### Short problem
Sift the listing for lines that hold the string "JSON" and pull them out.

### Records shown

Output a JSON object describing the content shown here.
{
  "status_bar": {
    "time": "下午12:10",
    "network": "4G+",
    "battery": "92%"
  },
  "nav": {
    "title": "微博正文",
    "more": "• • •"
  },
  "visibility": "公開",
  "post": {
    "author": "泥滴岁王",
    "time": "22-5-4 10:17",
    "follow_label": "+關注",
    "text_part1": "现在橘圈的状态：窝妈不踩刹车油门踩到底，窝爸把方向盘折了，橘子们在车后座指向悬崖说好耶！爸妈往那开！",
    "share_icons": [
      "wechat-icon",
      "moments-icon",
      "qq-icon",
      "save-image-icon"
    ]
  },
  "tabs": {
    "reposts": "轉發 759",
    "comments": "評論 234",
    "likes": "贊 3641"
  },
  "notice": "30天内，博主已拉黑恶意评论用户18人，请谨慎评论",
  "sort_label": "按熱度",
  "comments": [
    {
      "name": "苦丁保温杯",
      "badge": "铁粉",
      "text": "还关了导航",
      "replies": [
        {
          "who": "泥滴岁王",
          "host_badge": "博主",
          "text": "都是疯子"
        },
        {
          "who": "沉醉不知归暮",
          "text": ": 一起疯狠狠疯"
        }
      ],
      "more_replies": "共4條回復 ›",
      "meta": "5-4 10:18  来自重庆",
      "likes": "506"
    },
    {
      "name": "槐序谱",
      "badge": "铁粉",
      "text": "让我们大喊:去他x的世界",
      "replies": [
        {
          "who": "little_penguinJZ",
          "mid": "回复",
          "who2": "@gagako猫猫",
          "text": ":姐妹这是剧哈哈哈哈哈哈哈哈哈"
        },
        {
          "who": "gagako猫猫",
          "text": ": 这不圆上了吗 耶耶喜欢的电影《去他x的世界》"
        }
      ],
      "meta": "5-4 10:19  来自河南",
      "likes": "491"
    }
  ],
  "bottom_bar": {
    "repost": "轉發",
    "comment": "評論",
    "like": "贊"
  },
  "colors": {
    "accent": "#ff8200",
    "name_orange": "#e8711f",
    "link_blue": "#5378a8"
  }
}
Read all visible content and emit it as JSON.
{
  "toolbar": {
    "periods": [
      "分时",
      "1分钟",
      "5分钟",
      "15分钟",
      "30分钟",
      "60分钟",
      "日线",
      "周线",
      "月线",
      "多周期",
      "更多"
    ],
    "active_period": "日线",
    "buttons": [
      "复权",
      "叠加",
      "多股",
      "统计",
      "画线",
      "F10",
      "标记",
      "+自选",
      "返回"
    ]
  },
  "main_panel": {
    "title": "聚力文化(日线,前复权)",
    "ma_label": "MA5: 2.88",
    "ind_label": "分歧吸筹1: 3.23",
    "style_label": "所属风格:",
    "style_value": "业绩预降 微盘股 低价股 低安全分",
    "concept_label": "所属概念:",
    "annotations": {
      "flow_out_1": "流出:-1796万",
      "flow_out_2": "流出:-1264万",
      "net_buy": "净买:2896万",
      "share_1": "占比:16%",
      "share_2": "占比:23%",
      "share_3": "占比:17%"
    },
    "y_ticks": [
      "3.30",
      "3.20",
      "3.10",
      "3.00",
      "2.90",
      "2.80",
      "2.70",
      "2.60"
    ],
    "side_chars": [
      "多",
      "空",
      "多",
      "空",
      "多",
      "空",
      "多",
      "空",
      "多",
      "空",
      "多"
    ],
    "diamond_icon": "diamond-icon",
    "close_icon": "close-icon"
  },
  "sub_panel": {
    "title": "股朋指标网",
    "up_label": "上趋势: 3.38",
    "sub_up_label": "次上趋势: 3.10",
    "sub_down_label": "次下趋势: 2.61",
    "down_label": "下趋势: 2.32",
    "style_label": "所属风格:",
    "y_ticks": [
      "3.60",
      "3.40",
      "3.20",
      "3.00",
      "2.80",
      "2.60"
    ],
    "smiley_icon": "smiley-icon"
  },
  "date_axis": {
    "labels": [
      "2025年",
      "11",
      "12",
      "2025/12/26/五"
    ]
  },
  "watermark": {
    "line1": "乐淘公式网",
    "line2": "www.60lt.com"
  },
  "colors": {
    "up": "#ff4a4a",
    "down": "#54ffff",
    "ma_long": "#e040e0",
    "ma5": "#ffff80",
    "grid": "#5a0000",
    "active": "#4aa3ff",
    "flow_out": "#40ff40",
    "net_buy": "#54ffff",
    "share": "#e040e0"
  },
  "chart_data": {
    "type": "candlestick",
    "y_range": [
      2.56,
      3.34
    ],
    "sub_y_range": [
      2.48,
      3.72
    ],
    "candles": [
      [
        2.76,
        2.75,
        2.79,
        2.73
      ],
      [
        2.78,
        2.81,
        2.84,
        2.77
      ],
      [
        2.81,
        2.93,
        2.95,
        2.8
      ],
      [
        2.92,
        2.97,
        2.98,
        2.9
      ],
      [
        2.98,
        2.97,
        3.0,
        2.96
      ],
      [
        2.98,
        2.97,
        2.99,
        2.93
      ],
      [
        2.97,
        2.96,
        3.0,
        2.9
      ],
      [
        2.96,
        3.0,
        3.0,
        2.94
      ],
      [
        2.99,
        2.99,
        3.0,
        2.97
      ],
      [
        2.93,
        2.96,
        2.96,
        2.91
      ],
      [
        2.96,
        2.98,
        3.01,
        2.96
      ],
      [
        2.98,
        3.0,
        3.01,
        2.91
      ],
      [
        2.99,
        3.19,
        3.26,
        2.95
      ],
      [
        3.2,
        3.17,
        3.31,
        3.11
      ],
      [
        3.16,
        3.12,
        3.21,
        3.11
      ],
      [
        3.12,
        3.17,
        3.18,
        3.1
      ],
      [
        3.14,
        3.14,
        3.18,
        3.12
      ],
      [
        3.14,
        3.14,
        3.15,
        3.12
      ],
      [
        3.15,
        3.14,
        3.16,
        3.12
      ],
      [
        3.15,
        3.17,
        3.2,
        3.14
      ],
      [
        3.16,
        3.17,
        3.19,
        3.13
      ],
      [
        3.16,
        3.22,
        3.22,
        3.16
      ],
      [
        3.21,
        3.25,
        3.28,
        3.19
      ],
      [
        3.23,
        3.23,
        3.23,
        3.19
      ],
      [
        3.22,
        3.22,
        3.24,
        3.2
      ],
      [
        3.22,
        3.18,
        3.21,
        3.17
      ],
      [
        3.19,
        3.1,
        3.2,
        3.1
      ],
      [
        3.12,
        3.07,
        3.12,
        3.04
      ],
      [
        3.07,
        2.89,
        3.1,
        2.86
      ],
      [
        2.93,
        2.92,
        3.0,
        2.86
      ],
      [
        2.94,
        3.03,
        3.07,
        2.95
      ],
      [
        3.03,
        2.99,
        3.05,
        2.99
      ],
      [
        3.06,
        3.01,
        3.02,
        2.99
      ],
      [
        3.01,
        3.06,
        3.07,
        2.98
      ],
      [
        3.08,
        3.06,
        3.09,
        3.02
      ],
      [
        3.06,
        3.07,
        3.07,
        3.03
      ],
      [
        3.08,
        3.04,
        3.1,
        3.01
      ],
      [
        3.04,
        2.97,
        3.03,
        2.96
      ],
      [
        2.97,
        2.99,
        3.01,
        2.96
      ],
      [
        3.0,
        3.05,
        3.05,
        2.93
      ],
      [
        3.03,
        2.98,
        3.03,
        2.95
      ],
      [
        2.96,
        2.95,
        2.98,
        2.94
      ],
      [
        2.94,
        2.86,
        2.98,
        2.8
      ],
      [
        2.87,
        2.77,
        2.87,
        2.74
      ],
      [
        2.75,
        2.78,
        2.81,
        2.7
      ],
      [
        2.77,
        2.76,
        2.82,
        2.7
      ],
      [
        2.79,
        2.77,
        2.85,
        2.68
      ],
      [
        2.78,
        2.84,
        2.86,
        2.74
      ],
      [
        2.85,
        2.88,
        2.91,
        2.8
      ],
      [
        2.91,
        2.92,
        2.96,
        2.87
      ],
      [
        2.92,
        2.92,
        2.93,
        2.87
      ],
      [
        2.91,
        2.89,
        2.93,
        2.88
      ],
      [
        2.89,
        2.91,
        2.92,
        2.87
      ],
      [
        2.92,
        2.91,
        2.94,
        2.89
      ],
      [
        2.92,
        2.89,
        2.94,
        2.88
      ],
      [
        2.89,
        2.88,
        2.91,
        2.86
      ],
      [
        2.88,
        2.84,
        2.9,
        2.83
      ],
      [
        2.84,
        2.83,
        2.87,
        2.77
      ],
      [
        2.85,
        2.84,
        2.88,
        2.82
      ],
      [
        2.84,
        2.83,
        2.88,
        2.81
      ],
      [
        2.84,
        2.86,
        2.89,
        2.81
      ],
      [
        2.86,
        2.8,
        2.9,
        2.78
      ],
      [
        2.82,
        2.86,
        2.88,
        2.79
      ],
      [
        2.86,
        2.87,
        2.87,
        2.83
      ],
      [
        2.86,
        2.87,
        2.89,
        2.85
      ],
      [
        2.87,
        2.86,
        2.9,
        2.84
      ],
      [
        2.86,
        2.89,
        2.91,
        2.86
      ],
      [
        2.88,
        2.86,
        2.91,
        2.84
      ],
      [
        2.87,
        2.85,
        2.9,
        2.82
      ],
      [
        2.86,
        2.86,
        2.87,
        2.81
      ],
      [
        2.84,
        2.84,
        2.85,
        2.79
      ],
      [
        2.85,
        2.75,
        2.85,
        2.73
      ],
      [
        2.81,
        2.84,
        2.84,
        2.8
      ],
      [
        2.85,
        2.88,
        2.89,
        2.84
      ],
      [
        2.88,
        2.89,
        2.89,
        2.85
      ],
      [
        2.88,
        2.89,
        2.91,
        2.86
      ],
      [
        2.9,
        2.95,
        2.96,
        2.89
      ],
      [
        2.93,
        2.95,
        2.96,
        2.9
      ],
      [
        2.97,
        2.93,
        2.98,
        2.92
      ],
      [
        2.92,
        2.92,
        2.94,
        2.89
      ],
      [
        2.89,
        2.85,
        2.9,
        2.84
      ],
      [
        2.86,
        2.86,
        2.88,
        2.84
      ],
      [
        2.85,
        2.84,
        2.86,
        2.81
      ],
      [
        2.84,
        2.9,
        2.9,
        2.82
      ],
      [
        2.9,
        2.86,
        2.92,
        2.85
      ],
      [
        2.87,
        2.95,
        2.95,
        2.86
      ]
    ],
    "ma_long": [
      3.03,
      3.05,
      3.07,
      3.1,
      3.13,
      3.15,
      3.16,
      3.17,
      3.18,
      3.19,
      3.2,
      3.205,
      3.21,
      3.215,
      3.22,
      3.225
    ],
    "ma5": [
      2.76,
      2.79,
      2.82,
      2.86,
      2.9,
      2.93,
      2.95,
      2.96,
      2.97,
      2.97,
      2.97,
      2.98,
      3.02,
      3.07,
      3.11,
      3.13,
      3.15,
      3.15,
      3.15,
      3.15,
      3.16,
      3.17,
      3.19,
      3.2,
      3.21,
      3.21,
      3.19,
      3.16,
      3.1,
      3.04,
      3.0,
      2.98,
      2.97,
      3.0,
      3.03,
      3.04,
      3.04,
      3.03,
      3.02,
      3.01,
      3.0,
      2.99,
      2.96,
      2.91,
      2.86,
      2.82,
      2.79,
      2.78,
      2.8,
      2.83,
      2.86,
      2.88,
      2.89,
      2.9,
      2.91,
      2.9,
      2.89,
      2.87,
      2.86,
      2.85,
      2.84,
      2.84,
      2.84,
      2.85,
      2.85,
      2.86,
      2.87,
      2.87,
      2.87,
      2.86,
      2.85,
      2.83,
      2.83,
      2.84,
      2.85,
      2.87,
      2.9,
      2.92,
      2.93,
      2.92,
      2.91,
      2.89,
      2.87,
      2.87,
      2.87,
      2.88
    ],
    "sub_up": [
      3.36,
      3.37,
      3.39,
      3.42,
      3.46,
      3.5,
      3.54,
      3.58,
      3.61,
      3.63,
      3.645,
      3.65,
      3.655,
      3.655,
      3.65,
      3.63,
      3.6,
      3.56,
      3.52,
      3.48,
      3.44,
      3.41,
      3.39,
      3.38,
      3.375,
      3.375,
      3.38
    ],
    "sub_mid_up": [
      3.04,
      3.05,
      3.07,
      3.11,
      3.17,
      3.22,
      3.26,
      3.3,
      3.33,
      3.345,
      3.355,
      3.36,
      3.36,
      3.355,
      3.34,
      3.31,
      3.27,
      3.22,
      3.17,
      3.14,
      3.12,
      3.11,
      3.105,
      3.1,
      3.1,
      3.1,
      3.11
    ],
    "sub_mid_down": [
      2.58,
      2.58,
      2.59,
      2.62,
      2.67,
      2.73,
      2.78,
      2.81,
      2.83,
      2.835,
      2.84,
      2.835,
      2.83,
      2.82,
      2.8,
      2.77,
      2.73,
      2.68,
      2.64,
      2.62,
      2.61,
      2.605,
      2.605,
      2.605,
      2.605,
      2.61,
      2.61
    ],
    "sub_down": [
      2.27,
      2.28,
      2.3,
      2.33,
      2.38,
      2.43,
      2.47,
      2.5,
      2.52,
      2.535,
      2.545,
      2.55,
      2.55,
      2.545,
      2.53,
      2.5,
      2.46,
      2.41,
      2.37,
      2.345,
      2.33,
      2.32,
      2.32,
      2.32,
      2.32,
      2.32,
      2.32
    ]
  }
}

### Task solution
Output a JSON object describing the content shown here.
Read all visible content and emit it as JSON.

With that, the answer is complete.